Figure contents as structured data
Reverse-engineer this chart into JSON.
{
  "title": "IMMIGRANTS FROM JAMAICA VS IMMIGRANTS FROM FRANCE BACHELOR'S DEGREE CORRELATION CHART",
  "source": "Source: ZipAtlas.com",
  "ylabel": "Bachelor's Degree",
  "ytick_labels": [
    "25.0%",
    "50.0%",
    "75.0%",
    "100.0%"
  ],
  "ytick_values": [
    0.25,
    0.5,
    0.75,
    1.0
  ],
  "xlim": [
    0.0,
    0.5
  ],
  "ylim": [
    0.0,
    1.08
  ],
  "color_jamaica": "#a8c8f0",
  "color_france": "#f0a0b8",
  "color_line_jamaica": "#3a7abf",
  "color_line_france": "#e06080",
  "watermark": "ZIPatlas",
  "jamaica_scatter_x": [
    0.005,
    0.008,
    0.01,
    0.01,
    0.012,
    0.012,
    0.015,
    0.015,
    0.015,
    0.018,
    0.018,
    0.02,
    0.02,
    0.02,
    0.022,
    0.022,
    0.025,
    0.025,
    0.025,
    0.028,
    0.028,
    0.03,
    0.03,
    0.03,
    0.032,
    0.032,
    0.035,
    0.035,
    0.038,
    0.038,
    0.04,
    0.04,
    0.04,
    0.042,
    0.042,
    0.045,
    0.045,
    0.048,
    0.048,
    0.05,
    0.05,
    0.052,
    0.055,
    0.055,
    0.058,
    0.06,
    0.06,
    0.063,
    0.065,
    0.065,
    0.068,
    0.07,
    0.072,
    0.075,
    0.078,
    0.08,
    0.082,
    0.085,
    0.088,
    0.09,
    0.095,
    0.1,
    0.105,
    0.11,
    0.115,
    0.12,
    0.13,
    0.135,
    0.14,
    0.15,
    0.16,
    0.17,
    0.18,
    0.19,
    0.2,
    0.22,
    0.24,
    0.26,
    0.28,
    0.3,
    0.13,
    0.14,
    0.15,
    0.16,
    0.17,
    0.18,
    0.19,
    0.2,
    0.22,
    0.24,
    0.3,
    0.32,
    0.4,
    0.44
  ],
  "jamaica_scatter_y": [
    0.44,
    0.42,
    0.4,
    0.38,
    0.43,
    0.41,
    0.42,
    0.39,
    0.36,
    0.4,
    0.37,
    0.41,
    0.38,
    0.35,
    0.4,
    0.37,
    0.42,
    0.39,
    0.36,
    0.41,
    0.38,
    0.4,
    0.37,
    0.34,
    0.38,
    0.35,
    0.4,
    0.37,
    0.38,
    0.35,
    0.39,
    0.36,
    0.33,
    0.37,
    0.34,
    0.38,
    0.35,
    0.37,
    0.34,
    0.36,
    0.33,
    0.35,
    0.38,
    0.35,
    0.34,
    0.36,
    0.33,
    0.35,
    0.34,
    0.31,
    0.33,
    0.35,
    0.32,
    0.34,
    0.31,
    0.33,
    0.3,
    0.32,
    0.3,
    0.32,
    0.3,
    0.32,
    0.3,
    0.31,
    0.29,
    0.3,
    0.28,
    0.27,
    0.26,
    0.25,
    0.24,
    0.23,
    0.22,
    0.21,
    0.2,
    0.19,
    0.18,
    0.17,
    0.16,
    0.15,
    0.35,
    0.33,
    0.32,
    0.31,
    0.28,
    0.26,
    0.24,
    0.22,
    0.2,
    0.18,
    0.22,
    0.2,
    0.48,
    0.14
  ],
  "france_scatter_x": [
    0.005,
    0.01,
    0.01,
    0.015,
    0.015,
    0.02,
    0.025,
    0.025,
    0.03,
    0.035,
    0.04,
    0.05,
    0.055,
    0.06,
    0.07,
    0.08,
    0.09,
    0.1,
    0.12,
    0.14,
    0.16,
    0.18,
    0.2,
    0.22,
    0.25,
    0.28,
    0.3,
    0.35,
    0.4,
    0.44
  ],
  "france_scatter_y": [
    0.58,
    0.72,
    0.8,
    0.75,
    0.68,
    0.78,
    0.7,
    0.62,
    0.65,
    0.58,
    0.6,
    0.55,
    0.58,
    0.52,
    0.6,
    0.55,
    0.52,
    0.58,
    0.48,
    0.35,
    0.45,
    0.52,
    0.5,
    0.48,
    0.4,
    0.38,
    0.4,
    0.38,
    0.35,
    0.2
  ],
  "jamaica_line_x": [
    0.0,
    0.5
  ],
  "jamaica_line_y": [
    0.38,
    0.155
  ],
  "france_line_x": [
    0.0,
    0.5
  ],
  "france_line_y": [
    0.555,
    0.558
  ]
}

▸ **WORK REQUIRED**: From the listing above, reproduce all the lines exactly.

▸ **RESPONSE TO THIS TASK**:
Reverse-engineer this chart into JSON.
{
  "title": "IMMIGRANTS FROM JAMAICA VS IMMIGRANTS FROM FRANCE BACHELOR'S DEGREE CORRELATION CHART",
  "source": "Source: ZipAtlas.com",
  "ylabel": "Bachelor's Degree",
  "ytick_labels": [
    "25.0%",
    "50.0%",
    "75.0%",
    "100.0%"
  ],
  "ytick_values": [
    0.25,
    0.5,
    0.75,
    1.0
  ],
  "xlim": [
    0.0,
    0.5
  ],
  "ylim": [
    0.0,
    1.08
  ],
  "color_jamaica": "#a8c8f0",
  "color_france": "#f0a0b8",
  "color_line_jamaica": "#3a7abf",
  "color_line_france": "#e06080",
  "watermark": "ZIPatlas",
  "jamaica_scatter_x": [
    0.005,
    0.008,
    0.01,
    0.01,
    0.012,
    0.012,
    0.015,
    0.015,
    0.015,
    0.018,
    0.018,
    0.02,
    0.02,
    0.02,
    0.022,
    0.022,
    0.025,
    0.025,
    0.025,
    0.028,
    0.028,
    0.03,
    0.03,
    0.03,
    0.032,
    0.032,
    0.035,
    0.035,
    0.038,
    0.038,
    0.04,
    0.04,
    0.04,
    0.042,
    0.042,
    0.045,
    0.045,
    0.048,
    0.048,
    0.05,
    0.05,
    0.052,
    0.055,
    0.055,
    0.058,
    0.06,
    0.06,
    0.063,
    0.065,
    0.065,
    0.068,
    0.07,
    0.072,
    0.075,
    0.078,
    0.08,
    0.082,
    0.085,
    0.088,
    0.09,
    0.095,
    0.1,
    0.105,
    0.11,
    0.115,
    0.12,
    0.13,
    0.135,
    0.14,
    0.15,
    0.16,
    0.17,
    0.18,
    0.19,
    0.2,
    0.22,
    0.24,
    0.26,
    0.28,
    0.3,
    0.13,
    0.14,
    0.15,
    0.16,
    0.17,
    0.18,
    0.19,
    0.2,
    0.22,
    0.24,
    0.3,
    0.32,
    0.4,
    0.44
  ],
  "jamaica_scatter_y": [
    0.44,
    0.42,
    0.4,
    0.38,
    0.43,
    0.41,
    0.42,
    0.39,
    0.36,
    0.4,
    0.37,
    0.41,
    0.38,
    0.35,
    0.4,
    0.37,
    0.42,
    0.39,
    0.36,
    0.41,
    0.38,
    0.4,
    0.37,
    0.34,
    0.38,
    0.35,
    0.4,
    0.37,
    0.38,
    0.35,
    0.39,
    0.36,
    0.33,
    0.37,
    0.34,
    0.38,
    0.35,
    0.37,
    0.34,
    0.36,
    0.33,
    0.35,
    0.38,
    0.35,
    0.34,
    0.36,
    0.33,
    0.35,
    0.34,
    0.31,
    0.33,
    0.35,
    0.32,
    0.34,
    0.31,
    0.33,
    0.3,
    0.32,
    0.3,
    0.32,
    0.3,
    0.32,
    0.3,
    0.31,
    0.29,
    0.3,
    0.28,
    0.27,
    0.26,
    0.25,
    0.24,
    0.23,
    0.22,
    0.21,
    0.2,
    0.19,
    0.18,
    0.17,
    0.16,
    0.15,
    0.35,
    0.33,
    0.32,
    0.31,
    0.28,
    0.26,
    0.24,
    0.22,
    0.2,
    0.18,
    0.22,
    0.2,
    0.48,
    0.14
  ],
  "france_scatter_x": [
    0.005,
    0.01,
    0.01,
    0.015,
    0.015,
    0.02,
    0.025,
    0.025,
    0.03,
    0.035,
    0.04,
    0.05,
    0.055,
    0.06,
    0.07,
    0.08,
    0.09,
    0.1,
    0.12,
    0.14,
    0.16,
    0.18,
    0.2,
    0.22,
    0.25,
    0.28,
    0.3,
    0.35,
    0.4,
    0.44
  ],
  "france_scatter_y": [
    0.58,
    0.72,
    0.8,
    0.75,
    0.68,
    0.78,
    0.7,
    0.62,
    0.65,
    0.58,
    0.6,
    0.55,
    0.58,
    0.52,
    0.6,
    0.55,
    0.52,
    0.58,
    0.48,
    0.35,
    0.45,
    0.52,
    0.5,
    0.48,
    0.4,
    0.38,
    0.4,
    0.38,
    0.35,
    0.2
  ],
  "jamaica_line_x": [
    0.0,
    0.5
  ],
  "jamaica_line_y": [
    0.38,
    0.155
  ],
  "france_line_x": [
    0.0,
    0.5
  ],
  "france_line_y": [
    0.555,
    0.558
  ]
}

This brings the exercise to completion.